» **Problem requirements**
Make an exact copy of all the data.

┌─ Exercise input

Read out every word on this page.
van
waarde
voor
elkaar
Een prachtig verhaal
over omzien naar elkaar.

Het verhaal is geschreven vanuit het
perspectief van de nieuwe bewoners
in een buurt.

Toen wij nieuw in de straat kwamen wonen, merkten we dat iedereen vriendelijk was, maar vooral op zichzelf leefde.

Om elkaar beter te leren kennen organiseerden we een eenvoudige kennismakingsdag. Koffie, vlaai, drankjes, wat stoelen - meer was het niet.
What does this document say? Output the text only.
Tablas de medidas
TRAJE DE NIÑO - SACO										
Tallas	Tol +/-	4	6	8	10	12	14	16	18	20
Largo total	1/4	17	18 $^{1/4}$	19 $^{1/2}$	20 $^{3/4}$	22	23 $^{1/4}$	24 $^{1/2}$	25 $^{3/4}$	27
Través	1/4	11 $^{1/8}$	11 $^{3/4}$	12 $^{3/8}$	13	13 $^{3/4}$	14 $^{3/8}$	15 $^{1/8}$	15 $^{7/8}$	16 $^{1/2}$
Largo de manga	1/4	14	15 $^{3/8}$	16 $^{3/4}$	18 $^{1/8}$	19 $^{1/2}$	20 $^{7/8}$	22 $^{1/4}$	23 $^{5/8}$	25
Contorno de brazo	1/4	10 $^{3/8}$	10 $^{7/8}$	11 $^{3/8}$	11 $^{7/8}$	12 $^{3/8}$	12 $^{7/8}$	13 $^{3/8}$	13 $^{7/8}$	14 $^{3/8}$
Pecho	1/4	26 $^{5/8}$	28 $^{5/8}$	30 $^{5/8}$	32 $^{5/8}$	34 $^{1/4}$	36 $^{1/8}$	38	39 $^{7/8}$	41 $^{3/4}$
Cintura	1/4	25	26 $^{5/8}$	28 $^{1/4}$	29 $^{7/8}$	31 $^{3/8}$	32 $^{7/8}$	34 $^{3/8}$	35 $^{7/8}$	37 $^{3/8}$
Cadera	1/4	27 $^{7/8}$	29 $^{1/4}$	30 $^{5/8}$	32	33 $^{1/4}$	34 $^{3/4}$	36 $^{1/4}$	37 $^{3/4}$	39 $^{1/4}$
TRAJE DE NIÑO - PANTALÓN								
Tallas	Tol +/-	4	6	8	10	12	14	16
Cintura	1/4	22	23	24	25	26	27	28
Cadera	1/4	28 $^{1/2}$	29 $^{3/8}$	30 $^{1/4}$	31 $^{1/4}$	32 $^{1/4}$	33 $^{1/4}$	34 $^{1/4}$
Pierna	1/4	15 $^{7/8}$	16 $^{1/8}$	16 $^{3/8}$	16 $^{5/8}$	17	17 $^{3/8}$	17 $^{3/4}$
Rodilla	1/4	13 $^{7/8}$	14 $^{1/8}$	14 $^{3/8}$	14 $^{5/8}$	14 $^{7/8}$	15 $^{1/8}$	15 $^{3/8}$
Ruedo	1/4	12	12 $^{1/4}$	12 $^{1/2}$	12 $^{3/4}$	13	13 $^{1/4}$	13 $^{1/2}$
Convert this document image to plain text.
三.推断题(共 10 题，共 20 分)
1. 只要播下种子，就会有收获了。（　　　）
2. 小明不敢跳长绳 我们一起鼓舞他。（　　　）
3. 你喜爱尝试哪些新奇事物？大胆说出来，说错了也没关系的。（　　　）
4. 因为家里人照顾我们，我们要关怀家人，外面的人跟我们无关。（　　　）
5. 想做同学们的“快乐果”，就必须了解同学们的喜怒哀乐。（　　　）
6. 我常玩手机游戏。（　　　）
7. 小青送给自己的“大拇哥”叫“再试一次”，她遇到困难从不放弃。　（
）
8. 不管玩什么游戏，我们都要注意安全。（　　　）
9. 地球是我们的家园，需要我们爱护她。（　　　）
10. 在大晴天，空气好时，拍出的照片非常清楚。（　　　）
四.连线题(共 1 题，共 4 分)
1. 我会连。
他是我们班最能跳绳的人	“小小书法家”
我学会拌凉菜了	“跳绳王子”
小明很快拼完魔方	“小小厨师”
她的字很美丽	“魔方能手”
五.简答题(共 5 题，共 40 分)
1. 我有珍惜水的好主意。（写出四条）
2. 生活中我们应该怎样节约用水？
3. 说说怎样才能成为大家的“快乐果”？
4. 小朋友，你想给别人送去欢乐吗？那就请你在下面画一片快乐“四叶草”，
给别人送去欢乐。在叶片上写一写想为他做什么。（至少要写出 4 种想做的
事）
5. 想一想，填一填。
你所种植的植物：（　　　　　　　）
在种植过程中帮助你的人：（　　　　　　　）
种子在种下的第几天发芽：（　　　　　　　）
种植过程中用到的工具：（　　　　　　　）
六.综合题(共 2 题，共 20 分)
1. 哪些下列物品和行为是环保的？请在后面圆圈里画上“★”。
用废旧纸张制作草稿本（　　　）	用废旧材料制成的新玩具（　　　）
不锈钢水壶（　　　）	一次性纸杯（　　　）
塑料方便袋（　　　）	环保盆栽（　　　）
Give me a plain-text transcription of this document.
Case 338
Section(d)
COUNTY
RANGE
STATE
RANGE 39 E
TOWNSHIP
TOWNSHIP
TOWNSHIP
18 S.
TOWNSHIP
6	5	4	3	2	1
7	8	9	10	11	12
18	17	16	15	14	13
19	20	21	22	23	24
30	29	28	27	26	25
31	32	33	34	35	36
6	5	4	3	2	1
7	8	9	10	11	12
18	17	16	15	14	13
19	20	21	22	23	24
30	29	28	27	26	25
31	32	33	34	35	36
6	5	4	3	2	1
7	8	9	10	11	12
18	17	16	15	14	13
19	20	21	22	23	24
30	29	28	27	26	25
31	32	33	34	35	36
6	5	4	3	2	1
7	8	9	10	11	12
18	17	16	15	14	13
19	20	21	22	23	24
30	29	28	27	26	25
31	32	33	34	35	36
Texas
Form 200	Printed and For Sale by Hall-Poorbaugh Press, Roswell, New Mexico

└─

» **Output for this exercise**
Read out every word on this page.
van
waarde
voor
elkaar
Een prachtig verhaal
over omzien naar elkaar.

Het verhaal is geschreven vanuit het
perspectief van de nieuwe bewoners
in een buurt.

Toen wij nieuw in de straat kwamen wonen, merkten we dat iedereen vriendelijk was, maar vooral op zichzelf leefde.

Om elkaar beter te leren kennen organiseerden we een eenvoudige kennismakingsdag. Koffie, vlaai, drankjes, wat stoelen - meer was het niet.
What does this document say? Output the text only.
Tablas de medidas
TRAJE DE NIÑO - SACO										
Tallas	Tol +/-	4	6	8	10	12	14	16	18	20
Largo total	1/4	17	18 $^{1/4}$	19 $^{1/2}$	20 $^{3/4}$	22	23 $^{1/4}$	24 $^{1/2}$	25 $^{3/4}$	27
Través	1/4	11 $^{1/8}$	11 $^{3/4}$	12 $^{3/8}$	13	13 $^{3/4}$	14 $^{3/8}$	15 $^{1/8}$	15 $^{7/8}$	16 $^{1/2}$
Largo de manga	1/4	14	15 $^{3/8}$	16 $^{3/4}$	18 $^{1/8}$	19 $^{1/2}$	20 $^{7/8}$	22 $^{1/4}$	23 $^{5/8}$	25
Contorno de brazo	1/4	10 $^{3/8}$	10 $^{7/8}$	11 $^{3/8}$	11 $^{7/8}$	12 $^{3/8}$	12 $^{7/8}$	13 $^{3/8}$	13 $^{7/8}$	14 $^{3/8}$
Pecho	1/4	26 $^{5/8}$	28 $^{5/8}$	30 $^{5/8}$	32 $^{5/8}$	34 $^{1/4}$	36 $^{1/8}$	38	39 $^{7/8}$	41 $^{3/4}$
Cintura	1/4	25	26 $^{5/8}$	28 $^{1/4}$	29 $^{7/8}$	31 $^{3/8}$	32 $^{7/8}$	34 $^{3/8}$	35 $^{7/8}$	37 $^{3/8}$
Cadera	1/4	27 $^{7/8}$	29 $^{1/4}$	30 $^{5/8}$	32	33 $^{1/4}$	34 $^{3/4}$	36 $^{1/4}$	37 $^{3/4}$	39 $^{1/4}$
TRAJE DE NIÑO - PANTALÓN								
Tallas	Tol +/-	4	6	8	10	12	14	16
Cintura	1/4	22	23	24	25	26	27	28
Cadera	1/4	28 $^{1/2}$	29 $^{3/8}$	30 $^{1/4}$	31 $^{1/4}$	32 $^{1/4}$	33 $^{1/4}$	34 $^{1/4}$
Pierna	1/4	15 $^{7/8}$	16 $^{1/8}$	16 $^{3/8}$	16 $^{5/8}$	17	17 $^{3/8}$	17 $^{3/4}$
Rodilla	1/4	13 $^{7/8}$	14 $^{1/8}$	14 $^{3/8}$	14 $^{5/8}$	14 $^{7/8}$	15 $^{1/8}$	15 $^{3/8}$
Ruedo	1/4	12	12 $^{1/4}$	12 $^{1/2}$	12 $^{3/4}$	13	13 $^{1/4}$	13 $^{1/2}$
Convert this document image to plain text.
三.推断题(共 10 题，共 20 分)
1. 只要播下种子，就会有收获了。（　　　）
2. 小明不敢跳长绳 我们一起鼓舞他。（　　　）
3. 你喜爱尝试哪些新奇事物？大胆说出来，说错了也没关系的。（　　　）
4. 因为家里人照顾我们，我们要关怀家人，外面的人跟我们无关。（　　　）
5. 想做同学们的“快乐果”，就必须了解同学们的喜怒哀乐。（　　　）
6. 我常玩手机游戏。（　　　）
7. 小青送给自己的“大拇哥”叫“再试一次”，她遇到困难从不放弃。　（
）
8. 不管玩什么游戏，我们都要注意安全。（　　　）
9. 地球是我们的家园，需要我们爱护她。（　　　）
10. 在大晴天，空气好时，拍出的照片非常清楚。（　　　）
四.连线题(共 1 题，共 4 分)
1. 我会连。
他是我们班最能跳绳的人	“小小书法家”
我学会拌凉菜了	“跳绳王子”
小明很快拼完魔方	“小小厨师”
她的字很美丽	“魔方能手”
五.简答题(共 5 题，共 40 分)
1. 我有珍惜水的好主意。（写出四条）
2. 生活中我们应该怎样节约用水？
3. 说说怎样才能成为大家的“快乐果”？
4. 小朋友，你想给别人送去欢乐吗？那就请你在下面画一片快乐“四叶草”，
给别人送去欢乐。在叶片上写一写想为他做什么。（至少要写出 4 种想做的
事）
5. 想一想，填一填。
你所种植的植物：（　　　　　　　）
在种植过程中帮助你的人：（　　　　　　　）
种子在种下的第几天发芽：（　　　　　　　）
种植过程中用到的工具：（　　　　　　　）
六.综合题(共 2 题，共 20 分)
1. 哪些下列物品和行为是环保的？请在后面圆圈里画上“★”。
用废旧纸张制作草稿本（　　　）	用废旧材料制成的新玩具（　　　）
不锈钢水壶（　　　）	一次性纸杯（　　　）
塑料方便袋（　　　）	环保盆栽（　　　）
Give me a plain-text transcription of this document.
Case 338
Section(d)
COUNTY
RANGE
STATE
RANGE 39 E
TOWNSHIP
TOWNSHIP
TOWNSHIP
18 S.
TOWNSHIP
6	5	4	3	2	1
7	8	9	10	11	12
18	17	16	15	14	13
19	20	21	22	23	24
30	29	28	27	26	25
31	32	33	34	35	36
6	5	4	3	2	1
7	8	9	10	11	12
18	17	16	15	14	13
19	20	21	22	23	24
30	29	28	27	26	25
31	32	33	34	35	36
6	5	4	3	2	1
7	8	9	10	11	12
18	17	16	15	14	13
19	20	21	22	23	24
30	29	28	27	26	25
31	32	33	34	35	36
6	5	4	3	2	1
7	8	9	10	11	12
18	17	16	15	14	13
19	20	21	22	23	24
30	29	28	27	26	25
31	32	33	34	35	36
Texas
Form 200	Printed and For Sale by Hall-Poorbaugh Press, Roswell, New Mexico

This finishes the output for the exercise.